* _OBJECTIVE_:
Identify every line containing the word "trajectory" and reproduce each one.

* _PROVIDED INFORMATION_:
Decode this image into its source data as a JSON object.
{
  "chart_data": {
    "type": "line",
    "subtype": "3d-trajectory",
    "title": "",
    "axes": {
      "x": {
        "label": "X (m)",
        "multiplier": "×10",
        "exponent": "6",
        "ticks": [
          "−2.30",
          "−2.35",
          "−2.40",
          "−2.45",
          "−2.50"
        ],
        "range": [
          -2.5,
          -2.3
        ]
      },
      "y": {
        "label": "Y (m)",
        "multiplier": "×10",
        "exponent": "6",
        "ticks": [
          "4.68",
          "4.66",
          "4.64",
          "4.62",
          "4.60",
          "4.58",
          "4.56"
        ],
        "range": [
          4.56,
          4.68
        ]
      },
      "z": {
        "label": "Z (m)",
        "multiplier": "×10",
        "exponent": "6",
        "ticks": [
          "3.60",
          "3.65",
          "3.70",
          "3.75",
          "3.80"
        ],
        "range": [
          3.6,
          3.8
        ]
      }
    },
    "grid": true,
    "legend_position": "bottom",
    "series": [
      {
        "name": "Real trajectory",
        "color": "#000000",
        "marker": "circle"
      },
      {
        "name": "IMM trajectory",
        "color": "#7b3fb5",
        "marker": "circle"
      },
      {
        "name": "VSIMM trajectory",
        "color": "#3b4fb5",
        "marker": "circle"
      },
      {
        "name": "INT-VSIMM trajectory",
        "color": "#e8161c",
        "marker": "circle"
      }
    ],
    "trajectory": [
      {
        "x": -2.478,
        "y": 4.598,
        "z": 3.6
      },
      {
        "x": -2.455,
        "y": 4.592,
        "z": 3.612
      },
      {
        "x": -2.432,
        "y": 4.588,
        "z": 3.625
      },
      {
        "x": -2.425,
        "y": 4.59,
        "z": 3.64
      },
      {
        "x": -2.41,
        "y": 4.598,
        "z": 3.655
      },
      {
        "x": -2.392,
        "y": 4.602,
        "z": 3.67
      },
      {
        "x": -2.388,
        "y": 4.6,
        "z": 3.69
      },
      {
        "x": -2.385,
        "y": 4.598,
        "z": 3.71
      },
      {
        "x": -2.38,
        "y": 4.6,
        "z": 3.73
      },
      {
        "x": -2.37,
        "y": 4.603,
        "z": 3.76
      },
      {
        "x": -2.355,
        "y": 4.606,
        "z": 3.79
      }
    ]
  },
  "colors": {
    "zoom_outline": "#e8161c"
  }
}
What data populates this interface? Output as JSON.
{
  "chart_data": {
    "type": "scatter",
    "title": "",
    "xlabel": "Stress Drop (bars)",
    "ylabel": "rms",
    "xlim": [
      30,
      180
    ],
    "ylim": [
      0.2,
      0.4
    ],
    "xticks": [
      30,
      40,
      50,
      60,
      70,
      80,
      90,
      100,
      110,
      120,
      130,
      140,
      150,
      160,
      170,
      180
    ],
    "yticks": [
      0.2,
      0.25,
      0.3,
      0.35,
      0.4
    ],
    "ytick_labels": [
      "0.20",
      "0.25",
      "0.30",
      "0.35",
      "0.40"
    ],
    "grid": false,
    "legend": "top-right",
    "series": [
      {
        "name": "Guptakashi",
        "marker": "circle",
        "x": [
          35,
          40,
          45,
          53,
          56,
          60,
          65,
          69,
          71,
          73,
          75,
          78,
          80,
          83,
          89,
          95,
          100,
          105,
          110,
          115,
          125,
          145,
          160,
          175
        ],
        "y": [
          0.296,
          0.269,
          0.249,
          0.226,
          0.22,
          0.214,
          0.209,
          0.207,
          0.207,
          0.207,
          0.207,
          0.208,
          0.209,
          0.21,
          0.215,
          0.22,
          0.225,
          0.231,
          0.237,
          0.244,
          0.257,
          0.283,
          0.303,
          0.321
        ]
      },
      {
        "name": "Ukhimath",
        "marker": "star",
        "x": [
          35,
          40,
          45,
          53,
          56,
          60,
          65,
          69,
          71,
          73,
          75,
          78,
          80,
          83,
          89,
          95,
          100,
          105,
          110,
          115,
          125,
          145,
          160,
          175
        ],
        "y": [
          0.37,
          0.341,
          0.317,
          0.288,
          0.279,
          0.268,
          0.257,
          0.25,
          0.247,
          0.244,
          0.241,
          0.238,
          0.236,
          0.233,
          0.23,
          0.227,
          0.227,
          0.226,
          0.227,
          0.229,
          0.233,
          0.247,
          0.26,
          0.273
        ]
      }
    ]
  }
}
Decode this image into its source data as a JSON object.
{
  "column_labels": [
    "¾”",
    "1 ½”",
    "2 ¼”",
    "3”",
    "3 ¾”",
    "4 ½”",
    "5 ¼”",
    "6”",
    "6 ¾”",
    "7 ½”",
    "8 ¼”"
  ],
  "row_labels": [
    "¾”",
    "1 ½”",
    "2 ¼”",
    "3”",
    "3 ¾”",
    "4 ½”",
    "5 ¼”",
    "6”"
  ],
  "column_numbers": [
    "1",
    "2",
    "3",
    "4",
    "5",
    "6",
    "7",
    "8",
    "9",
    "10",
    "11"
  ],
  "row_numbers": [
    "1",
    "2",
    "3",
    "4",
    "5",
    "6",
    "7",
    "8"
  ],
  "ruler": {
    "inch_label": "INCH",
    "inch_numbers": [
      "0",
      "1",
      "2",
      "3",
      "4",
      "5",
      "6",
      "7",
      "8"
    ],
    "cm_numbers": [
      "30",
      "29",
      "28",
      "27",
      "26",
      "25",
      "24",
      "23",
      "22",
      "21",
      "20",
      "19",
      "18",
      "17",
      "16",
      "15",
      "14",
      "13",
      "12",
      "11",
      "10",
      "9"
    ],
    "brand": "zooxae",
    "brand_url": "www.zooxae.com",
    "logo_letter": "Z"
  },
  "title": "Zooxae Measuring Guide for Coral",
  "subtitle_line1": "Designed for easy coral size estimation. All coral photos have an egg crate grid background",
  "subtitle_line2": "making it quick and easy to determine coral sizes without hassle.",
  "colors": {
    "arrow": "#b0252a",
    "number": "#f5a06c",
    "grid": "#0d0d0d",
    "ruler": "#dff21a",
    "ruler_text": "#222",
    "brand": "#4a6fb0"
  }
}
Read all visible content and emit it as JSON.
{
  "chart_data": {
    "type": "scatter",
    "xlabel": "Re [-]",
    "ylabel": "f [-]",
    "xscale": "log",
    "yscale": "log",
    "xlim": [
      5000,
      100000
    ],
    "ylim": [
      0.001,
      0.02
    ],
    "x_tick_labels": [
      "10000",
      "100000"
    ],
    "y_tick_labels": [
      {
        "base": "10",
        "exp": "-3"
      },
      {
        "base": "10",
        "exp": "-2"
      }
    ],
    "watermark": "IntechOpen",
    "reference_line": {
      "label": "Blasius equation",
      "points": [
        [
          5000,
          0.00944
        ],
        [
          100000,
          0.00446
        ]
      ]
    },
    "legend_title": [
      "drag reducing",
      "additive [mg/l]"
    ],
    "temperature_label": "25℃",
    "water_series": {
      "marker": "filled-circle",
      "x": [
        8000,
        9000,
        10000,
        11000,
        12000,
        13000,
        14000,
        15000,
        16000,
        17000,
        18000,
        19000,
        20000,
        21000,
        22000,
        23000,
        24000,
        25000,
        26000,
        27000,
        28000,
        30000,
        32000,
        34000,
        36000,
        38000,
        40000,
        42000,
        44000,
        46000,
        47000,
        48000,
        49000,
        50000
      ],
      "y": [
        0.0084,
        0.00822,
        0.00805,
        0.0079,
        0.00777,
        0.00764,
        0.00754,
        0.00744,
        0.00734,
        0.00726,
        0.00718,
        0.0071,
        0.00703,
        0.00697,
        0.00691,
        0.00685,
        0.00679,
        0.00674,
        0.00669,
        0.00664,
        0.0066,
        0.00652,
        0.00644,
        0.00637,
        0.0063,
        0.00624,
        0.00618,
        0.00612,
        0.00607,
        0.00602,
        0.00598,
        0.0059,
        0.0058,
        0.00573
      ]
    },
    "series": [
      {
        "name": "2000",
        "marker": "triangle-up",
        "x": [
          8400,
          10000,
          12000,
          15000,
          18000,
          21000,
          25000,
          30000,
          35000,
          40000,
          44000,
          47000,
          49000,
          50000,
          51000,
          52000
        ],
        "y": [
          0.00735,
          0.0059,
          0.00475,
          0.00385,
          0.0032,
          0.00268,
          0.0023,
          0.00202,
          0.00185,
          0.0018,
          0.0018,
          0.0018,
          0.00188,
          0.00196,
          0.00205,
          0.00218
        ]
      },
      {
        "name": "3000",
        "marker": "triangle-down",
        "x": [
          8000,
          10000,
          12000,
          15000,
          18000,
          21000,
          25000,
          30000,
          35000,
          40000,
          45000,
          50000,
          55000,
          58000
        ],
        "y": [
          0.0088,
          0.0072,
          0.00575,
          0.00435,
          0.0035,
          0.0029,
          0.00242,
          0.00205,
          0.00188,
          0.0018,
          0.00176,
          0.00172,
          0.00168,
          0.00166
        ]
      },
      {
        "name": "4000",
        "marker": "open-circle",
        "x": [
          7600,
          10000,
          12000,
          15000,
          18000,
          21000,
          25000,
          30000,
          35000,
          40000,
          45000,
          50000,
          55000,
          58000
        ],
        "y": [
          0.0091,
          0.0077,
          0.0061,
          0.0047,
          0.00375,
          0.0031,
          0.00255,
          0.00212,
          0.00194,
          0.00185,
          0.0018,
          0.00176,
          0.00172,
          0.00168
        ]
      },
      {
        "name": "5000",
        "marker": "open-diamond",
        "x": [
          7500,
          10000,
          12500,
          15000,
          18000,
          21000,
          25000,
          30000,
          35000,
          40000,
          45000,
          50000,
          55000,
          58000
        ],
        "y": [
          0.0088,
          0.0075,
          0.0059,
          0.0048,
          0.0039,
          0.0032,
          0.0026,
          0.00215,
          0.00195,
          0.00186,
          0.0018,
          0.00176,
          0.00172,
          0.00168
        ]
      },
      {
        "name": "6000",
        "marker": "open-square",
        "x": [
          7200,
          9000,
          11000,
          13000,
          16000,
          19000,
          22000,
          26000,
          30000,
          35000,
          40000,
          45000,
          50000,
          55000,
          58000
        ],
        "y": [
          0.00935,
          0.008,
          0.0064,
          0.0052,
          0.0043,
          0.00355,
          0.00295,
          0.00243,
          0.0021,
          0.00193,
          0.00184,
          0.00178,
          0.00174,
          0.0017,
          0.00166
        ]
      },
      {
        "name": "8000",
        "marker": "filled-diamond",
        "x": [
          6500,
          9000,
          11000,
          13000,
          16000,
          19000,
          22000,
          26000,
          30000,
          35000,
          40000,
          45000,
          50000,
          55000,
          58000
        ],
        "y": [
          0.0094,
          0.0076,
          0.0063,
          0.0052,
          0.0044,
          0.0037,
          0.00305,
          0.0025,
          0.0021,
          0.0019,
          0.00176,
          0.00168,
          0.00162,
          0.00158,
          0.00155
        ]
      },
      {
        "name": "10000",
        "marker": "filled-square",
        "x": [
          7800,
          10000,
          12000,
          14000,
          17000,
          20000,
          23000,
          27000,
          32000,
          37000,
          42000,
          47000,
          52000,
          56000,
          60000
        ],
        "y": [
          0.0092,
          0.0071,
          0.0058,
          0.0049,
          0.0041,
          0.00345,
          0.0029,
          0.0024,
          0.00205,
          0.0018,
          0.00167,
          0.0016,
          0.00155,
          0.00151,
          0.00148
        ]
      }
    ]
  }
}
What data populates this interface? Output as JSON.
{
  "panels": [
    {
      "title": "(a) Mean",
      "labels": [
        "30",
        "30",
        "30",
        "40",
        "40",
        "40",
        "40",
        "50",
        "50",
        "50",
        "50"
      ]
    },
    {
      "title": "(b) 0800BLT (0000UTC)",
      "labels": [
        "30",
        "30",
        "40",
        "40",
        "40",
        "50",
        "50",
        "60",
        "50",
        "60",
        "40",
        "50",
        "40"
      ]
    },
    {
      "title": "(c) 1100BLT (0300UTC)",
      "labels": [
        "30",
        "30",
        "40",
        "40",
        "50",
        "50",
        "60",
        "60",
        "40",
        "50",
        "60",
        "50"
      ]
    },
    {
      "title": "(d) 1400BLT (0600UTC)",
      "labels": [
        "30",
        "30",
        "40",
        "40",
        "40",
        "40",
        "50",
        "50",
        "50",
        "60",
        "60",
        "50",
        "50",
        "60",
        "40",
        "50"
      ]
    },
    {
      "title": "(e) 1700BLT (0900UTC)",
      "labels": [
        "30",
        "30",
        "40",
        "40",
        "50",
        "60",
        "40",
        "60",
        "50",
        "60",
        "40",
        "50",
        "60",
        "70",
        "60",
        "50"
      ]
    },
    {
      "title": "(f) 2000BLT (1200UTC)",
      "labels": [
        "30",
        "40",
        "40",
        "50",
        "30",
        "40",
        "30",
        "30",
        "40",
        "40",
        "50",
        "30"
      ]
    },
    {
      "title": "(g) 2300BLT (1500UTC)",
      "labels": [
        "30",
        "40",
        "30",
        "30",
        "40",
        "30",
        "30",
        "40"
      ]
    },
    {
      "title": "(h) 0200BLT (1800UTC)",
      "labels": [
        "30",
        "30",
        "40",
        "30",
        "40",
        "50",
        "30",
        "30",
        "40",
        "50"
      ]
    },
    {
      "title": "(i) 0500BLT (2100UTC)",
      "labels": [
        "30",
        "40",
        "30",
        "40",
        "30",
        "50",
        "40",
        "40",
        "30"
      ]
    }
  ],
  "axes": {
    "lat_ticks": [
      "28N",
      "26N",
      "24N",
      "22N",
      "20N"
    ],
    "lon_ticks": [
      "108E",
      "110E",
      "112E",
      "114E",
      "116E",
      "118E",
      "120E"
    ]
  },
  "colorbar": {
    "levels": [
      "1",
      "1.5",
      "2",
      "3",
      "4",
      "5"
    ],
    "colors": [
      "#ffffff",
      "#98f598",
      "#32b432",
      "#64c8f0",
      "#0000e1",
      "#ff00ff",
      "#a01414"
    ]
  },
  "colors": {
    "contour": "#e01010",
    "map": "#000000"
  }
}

* _THE REPLY_:
    "subtype": "3d-trajectory",
        "name": "Real trajectory",
        "name": "IMM trajectory",
        "name": "VSIMM trajectory",
        "name": "INT-VSIMM trajectory",
    "trajectory": [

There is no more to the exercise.